#### YOUR TASKS
1. Summarize the passage on PBMCs in two sentences.
2. Go on with the passage on PBMCs, picking up after its final sentence.

#### TEXT SEGMENT
-*-

Previous proteomic studies also suggest that PBMCs may be used for diagnostics or as biomarkers for diseases or disorders. PBMCs contain proteomic profiles that are associated with immunological responses. Changes in the PBMC proteome can illustrate how many disorders have developed and affected PBMCs over time. Researchers took PBMCs from healthly individuals and compared them to PBMCs present in individuals afflicted by a disease to distinguish between the two proteomic signatures. Many diseases have been examined such as different cancers, neurological disorders, infectious diseases, autoimmunity, chronic inflammation, endocrinal disorders, and physiological conditions.

PBMCs also play a role in regenerative medicine. Previously research has been focused on using stem cell therapies and regeneration from the stem cell secretome. Within the last ten years researchers have found that the PBMC secretome has similar regenerative effects and can be used as an alternative for stem cells. The PBMC secretome contains proteins, lipids, microRNAs, and other extracellular factors that help promote tissue repair and has regenerative effects. Researchers have tested the effects of PBMC secretomes in different patients including those affected by acute myocardial infraction, stroke, chronic heart failure, spinal chord injury, and testing PBMC secretome effects towards wound healing. The PBMC secretome showed promising results in each of the patient cases showing improvements in tissue repair and regenerative properties. In addition to being having regenerative properties PBMCs have been found to have more similarities to stem cells than previously understood. PBMCs have been found to have a similar cell differentiation ability to stem cells. When tested under specified conditions certain PBMCs have the capability to differentiate into different somatic cell types such as epithelial cells, blood cells, and neural cells. The potential for PBMCs to differentiate into many somatic cell types provides further evidence that suggests PBMCs may be the future for regenerative medicine.

-*-

Extracted data entries:
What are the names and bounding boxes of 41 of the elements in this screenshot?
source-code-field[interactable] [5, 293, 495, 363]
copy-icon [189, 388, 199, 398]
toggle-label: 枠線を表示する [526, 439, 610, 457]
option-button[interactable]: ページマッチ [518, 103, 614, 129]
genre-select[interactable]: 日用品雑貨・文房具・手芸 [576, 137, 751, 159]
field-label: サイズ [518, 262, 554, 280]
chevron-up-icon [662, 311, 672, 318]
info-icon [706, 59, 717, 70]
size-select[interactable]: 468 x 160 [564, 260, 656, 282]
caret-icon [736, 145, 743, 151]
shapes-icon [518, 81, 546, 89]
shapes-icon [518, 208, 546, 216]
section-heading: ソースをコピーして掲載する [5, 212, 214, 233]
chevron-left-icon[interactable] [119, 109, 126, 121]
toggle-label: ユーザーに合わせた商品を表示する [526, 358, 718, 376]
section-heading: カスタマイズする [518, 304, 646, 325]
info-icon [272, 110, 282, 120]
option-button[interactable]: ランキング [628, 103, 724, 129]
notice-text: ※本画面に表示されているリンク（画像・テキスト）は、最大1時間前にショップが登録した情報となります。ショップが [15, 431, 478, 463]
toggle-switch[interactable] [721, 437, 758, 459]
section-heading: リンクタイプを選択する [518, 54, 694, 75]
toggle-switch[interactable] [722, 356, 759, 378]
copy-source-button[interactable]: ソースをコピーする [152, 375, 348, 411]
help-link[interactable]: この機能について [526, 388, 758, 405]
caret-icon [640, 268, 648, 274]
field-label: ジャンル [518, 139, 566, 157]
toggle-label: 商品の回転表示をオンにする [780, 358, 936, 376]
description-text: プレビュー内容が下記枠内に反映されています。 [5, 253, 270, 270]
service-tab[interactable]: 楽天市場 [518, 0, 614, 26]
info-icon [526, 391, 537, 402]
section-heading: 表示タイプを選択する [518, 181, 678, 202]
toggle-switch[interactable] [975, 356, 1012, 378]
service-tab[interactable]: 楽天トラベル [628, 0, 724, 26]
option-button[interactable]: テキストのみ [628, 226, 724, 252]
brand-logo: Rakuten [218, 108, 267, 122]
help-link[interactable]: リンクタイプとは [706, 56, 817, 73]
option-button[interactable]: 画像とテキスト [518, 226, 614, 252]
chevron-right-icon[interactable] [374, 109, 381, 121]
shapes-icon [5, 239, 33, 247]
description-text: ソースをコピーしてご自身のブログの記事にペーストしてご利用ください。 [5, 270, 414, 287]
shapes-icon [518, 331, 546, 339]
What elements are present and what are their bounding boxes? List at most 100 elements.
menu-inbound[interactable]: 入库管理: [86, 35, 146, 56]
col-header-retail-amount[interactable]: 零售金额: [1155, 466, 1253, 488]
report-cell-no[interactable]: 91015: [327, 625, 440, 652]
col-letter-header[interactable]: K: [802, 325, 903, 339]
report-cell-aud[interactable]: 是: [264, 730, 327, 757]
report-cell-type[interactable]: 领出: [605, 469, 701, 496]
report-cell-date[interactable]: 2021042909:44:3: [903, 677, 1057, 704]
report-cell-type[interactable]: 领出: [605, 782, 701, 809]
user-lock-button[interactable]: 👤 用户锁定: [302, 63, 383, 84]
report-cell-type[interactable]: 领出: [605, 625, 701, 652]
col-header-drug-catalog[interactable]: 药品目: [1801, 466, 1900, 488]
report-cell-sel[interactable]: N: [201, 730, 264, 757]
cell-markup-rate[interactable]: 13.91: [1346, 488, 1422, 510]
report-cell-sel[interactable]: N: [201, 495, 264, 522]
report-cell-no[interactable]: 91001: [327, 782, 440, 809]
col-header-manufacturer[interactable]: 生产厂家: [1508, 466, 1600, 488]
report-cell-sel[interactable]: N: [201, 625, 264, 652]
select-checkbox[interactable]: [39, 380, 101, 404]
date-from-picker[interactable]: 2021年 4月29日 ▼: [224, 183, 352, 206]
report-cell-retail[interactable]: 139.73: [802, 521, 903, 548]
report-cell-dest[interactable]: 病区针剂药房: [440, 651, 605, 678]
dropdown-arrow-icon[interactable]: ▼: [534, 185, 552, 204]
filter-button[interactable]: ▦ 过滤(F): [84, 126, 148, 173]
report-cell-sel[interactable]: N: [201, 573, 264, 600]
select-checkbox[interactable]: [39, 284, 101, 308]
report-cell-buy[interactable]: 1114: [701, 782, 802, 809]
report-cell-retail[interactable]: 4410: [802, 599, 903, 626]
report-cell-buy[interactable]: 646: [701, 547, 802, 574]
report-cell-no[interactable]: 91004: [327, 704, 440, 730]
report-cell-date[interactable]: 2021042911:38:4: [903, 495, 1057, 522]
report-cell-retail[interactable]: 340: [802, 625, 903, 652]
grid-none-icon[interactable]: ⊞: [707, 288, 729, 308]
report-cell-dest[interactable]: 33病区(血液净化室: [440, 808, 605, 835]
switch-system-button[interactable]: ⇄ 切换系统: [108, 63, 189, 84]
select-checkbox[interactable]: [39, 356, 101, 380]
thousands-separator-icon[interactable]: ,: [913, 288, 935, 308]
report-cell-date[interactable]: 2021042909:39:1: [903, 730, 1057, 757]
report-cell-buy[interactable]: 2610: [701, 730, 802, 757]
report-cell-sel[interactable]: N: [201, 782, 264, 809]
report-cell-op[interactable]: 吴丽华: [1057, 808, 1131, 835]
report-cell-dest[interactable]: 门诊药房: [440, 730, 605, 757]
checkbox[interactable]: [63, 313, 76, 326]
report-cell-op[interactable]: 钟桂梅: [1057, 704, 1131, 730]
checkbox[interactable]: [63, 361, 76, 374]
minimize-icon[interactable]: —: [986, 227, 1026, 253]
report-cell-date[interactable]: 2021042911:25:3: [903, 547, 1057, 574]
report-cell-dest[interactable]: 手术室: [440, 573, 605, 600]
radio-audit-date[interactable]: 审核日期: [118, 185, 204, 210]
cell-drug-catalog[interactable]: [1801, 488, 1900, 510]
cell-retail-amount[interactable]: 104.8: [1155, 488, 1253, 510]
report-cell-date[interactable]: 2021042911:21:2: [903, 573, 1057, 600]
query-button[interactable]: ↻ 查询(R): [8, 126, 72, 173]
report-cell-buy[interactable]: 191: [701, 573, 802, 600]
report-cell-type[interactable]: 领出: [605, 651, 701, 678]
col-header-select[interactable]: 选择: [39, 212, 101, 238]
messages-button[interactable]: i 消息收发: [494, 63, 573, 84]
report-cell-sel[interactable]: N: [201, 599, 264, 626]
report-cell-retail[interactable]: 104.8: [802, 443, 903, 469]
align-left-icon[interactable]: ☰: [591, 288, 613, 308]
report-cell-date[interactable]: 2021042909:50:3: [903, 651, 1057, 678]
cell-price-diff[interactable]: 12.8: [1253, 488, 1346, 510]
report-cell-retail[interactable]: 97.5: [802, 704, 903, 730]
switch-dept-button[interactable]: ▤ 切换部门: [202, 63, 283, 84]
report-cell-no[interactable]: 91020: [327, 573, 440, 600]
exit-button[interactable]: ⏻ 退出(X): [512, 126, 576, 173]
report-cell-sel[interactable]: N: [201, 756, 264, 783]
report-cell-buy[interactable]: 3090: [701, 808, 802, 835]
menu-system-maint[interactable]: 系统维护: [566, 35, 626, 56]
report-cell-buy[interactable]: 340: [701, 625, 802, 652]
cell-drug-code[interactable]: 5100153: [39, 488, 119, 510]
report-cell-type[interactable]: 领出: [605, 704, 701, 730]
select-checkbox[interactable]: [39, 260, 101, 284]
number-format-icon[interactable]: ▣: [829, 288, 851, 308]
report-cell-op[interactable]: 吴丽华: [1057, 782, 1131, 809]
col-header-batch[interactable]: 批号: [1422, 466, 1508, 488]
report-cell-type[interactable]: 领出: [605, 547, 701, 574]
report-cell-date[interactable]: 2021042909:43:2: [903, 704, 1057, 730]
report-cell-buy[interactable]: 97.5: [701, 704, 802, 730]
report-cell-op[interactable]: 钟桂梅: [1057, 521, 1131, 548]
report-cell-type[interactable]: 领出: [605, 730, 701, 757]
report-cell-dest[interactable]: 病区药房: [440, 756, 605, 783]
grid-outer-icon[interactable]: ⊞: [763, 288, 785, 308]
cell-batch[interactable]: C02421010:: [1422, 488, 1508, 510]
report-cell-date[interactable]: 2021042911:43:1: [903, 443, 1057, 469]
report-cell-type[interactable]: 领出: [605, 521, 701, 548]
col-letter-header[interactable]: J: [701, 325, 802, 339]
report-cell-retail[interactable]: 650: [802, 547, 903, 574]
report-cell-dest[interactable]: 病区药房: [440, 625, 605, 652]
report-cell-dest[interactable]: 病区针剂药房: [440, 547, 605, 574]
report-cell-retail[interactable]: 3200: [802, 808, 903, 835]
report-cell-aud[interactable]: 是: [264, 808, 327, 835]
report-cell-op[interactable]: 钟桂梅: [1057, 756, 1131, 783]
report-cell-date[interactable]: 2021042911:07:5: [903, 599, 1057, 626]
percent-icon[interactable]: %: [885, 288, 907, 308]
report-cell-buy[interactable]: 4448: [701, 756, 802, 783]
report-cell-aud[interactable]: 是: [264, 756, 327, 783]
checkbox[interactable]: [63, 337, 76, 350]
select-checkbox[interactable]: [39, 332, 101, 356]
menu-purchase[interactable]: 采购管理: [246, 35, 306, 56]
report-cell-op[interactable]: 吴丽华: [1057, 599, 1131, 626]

-*-

#### SOLVED TASKS
1. Proteomic studies comparing PBMCs from healthy individuals with those from people affected by a disease suggest that PBMCs may be used for diagnostics or as biomarkers for many diseases and disorders. PBMCs also show promise for regenerative medicine: their secretome has regenerative effects similar to the stem cell secretome and improved tissue repair in various patient cases, and certain PBMCs can differentiate into somatic cell types such as epithelial, blood, and neural cells.

2.
== Research uses ==
Many scientists conducting research in the fields of immunology (including autoimmune disorders), infectious disease, hematological malignancies, vaccine development, transplant immunology, and high-throughput screening are frequent users of PBMCs. In many cases, PBMCs are derived from blood banks. PBMC fraction also contains progenitor populations, as demonstrated by methylcellulose based colony forming assays.

PBMCs are widely used in biological research as they include a large section of innate and adaptive immune cells present in the body. These cells are relatively easy to access through blood sample collection and can be used to understand how PBMCs act in different environments to better understand their function. By conducting these studies researchers can better understand immune responses to cancers, diseases, autoimmune response, and the effects of experimental treatments or therapies.

Once PBMCs have been isolated from the blood using gradient centrifugation and ficoll to separate it, they can be cultured and maintained using cryopreservation for different research assays. Some of these experiments include monitoring how PBMCs react to different immune stimuli such as lipopolysaccharides, phytohaemagglutinin, concanavalin A, and pokeweed mitogen. The effects of these experiments are determined by a change in gene expression, lymphocyte production and reviewing what cytokines are released by PBMCs.

PBMCs have been thought to be an important route of vaccination. PBMCs from cancer patients can be extracted and cultured in vitro. Subsequently, PBMCs are challenged with tumor antigens such as tumor stem cell antigen. Inflammatory cytokines are usually added to aid in antigen uptake and recognition by PBMCs.

Due to the fact that PBMCs contain important immune cells they are largely used in research to understand how the immune system responds to different diseases and vaccines. During research studies PBMCs can be isolated using density gradient centrifugation in order to separate the PBMCs from the other blood cells present.